▸ **EXERCISE TEXT**:
As for the nature of Galois’s actual mathematical research, it’s not very accessible to laymen. Like Fermat’s theorem, the solution is really hard, but the problem that motivated it is simpler to state: why can we solve all polynomial equations of degree four or lower using only arithmetic and radicals (square roots, cube roots, fourth roots etc.)—but not fifth-degree polynomials and higher? The answer, Galois realized, has to do with a group of permutations related to the polynomial. The theory he developed to account for this is today known as Galois theory. (I won’t pretend that I’m qualified to explain it to you. I’m not. But Galois’s story is really interesting.)
More about Évariste Galois’s life story and the legends surrounding him, here. If you’re a braver person than I, and want to truly understand Galois theory, this might be a place to start.
The Atlantic discusses a deadly culture-bound syndrome. When you’re dreaming, your body becomes paralyzed, so that you don’t act out your dreams in sleep. There are two ways this mechanism could fail: either you could not be paralyzed in sleep, in which case you might sleepwalk or worse. Alternatively, you could wake up while paralyzed, and this feeling, known as sleep paralysis, is usually accompanied by feelings of intense dread and the belief that a malevolent entity is in the room, if not actually on top of you. Sleep paralysis is known in all cultures, and different non-scientific beliefs attach to it in. The Hmong call it tsog tsuam, and have a system of beliefs surrounding it.

▸ **EXERCISE SET**:
**1)** In the exercise text, what do the Hmong call sleep paralysis?
**2)** Rewrite the exercise text starting with "As for the nature" and going on through "is really interesting.)", putting "nonspecialists" in place of "laymen".
**3)** Extend the exercise text onward from its last sentence.

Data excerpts

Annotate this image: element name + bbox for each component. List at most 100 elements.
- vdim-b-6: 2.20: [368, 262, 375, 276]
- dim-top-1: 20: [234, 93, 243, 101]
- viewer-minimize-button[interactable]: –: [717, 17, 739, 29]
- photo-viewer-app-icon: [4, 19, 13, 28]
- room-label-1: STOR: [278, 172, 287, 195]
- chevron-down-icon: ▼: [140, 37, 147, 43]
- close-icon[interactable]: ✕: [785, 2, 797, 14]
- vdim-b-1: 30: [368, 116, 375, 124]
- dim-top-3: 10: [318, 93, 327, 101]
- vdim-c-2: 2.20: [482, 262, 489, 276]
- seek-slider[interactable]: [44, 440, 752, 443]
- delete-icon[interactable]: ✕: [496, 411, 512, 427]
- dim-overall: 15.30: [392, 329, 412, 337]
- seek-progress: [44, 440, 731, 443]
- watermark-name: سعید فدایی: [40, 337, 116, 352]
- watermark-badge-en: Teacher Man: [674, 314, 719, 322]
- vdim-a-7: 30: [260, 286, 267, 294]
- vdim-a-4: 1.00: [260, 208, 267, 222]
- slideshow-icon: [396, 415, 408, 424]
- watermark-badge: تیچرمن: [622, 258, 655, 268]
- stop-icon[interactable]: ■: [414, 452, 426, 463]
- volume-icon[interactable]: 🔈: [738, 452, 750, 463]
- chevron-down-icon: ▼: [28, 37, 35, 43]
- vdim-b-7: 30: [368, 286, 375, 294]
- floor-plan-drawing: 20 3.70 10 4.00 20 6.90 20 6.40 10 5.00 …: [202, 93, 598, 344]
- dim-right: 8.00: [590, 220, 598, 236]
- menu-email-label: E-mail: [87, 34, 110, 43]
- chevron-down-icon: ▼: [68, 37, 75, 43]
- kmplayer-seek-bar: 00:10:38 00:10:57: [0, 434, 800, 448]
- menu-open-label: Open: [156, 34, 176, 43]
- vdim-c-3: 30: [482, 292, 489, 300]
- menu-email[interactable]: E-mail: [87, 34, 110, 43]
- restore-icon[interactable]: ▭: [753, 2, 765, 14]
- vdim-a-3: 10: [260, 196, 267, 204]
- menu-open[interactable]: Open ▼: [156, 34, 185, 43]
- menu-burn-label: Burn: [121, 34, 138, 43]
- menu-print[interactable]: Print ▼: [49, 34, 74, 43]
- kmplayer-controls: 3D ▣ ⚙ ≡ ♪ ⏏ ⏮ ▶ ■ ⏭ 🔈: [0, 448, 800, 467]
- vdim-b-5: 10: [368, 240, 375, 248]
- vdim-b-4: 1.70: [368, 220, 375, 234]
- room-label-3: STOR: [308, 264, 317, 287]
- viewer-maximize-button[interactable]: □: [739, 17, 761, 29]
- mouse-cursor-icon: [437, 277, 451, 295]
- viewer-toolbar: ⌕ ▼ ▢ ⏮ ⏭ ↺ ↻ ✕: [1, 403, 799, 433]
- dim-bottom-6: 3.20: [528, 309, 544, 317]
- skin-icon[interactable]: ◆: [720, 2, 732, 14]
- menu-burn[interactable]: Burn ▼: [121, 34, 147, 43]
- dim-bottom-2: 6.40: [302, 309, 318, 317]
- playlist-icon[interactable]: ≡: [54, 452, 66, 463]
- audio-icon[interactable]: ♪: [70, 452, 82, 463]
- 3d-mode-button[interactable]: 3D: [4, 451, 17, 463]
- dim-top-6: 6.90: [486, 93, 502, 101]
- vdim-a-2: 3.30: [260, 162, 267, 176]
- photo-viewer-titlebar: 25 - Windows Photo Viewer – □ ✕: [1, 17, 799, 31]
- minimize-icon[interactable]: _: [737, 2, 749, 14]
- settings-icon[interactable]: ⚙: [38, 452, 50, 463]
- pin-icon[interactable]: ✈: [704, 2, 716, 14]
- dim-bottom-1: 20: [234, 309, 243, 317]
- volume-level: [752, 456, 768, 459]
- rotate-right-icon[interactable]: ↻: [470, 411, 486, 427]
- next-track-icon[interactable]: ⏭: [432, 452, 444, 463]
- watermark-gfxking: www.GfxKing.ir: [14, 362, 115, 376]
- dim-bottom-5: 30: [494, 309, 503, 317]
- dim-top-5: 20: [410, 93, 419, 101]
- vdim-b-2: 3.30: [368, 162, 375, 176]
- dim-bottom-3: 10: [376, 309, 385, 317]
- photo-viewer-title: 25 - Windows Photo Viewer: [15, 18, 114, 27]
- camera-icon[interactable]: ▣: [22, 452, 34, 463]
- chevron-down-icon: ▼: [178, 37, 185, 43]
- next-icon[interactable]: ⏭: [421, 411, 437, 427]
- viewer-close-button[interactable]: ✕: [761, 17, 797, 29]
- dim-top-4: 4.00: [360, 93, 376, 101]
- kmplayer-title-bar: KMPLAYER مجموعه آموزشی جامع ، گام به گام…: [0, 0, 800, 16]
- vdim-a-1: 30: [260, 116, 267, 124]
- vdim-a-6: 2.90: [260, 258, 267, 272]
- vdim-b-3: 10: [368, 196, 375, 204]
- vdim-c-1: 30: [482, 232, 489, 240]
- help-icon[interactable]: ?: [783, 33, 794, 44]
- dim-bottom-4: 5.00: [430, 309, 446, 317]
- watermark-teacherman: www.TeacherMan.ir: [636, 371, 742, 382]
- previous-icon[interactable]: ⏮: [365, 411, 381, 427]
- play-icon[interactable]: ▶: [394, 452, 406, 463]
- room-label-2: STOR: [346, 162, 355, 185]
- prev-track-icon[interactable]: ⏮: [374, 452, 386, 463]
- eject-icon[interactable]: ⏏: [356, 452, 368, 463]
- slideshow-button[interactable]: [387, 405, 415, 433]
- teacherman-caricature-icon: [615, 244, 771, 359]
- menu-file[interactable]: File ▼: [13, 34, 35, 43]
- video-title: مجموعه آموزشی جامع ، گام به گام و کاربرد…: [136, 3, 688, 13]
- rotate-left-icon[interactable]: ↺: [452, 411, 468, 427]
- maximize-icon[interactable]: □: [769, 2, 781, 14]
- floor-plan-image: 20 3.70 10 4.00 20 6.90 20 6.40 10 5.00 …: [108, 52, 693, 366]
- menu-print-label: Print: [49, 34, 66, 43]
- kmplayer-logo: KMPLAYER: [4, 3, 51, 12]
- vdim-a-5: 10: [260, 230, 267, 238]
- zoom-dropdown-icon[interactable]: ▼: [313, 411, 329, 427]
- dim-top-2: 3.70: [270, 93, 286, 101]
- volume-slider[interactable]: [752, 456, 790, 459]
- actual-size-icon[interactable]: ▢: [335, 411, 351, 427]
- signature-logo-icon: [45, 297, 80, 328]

▸ **ANSWERS FOR THIS EXERCISE**:
**1)** Tsog tsuam.

**2)**
As for the nature of Galois’s actual mathematical research, it’s not very accessible to nonspecialists. Like Fermat’s theorem, the solution is really hard, but the problem that motivated it is simpler to state: why can we solve all polynomial equations of degree four or lower using only arithmetic and radicals (square roots, cube roots, fourth roots etc.)—but not fifth-degree polynomials and higher? The answer, Galois realized, has to do with a group of permutations related to the polynomial. The theory he developed to account for this is today known as Galois theory. (I won’t pretend that I’m qualified to explain it to you. I’m not. But Galois’s story is really interesting.)

**3)**
The article discusses an epidemic among ethnically Hmong who had immigrated to the US: in the early 1980s, 117 men, most of them healthy and relatively young, died in their sleep of unknown causes. The Hmong believe that, if you don’t worship the right spirits, evil spirits can cause tsog tsuam. The article argues that intense belief in this phenomenon could have triggered an “obscure genetic cardiac arrhythmia that is prevalent in southeast Asia.” Their belief in the spirit world, in a sense, scared them to death.
Planets are not cube-shaped. There’s no physical mechanism that would allow a cubic planet to form naturally, certainly not one the size of Earth, and even if you somehow built one, gravity would eventually turn it into a sphere. This is nothing more than a light-hearted thought experiment. But assuming you had a cube-shaped Earth, what would it be like?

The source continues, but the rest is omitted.